▶ [Required work]: Whenever a line below holds the word "label", copy that line.

▶ [Supplied records]:
───
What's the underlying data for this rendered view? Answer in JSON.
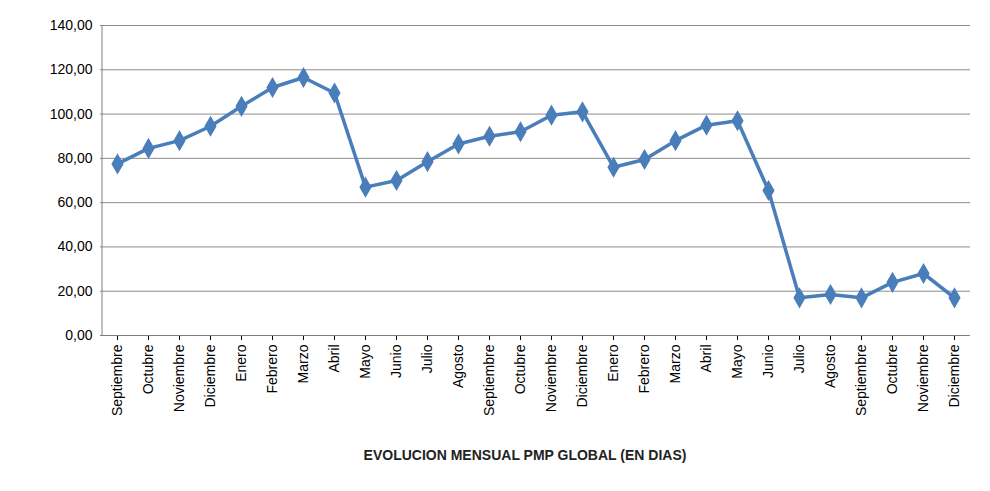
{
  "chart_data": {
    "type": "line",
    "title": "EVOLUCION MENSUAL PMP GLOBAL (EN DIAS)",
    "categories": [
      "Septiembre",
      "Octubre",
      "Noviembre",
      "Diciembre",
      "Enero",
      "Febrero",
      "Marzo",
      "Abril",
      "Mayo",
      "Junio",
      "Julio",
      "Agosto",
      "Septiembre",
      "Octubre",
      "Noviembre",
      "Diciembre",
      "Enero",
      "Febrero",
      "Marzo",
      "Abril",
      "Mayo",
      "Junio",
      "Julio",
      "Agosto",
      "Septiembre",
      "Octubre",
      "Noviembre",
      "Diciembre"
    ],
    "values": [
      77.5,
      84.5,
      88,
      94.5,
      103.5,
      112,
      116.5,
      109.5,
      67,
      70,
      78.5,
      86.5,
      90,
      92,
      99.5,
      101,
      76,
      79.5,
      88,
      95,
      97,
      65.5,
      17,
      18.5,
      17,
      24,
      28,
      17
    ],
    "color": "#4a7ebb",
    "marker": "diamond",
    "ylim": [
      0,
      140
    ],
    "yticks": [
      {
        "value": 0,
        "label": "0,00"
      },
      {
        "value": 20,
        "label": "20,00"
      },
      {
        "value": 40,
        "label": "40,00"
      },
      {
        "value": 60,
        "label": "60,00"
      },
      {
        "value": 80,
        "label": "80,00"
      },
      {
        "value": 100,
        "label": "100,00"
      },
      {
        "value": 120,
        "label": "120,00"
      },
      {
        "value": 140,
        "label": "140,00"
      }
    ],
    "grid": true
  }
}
───
▶ [Written reply]:
        "label": "0,00"
        "label": "20,00"
        "label": "40,00"
        "label": "60,00"
        "label": "80,00"
        "label": "100,00"
        "label": "120,00"
        "label": "140,00"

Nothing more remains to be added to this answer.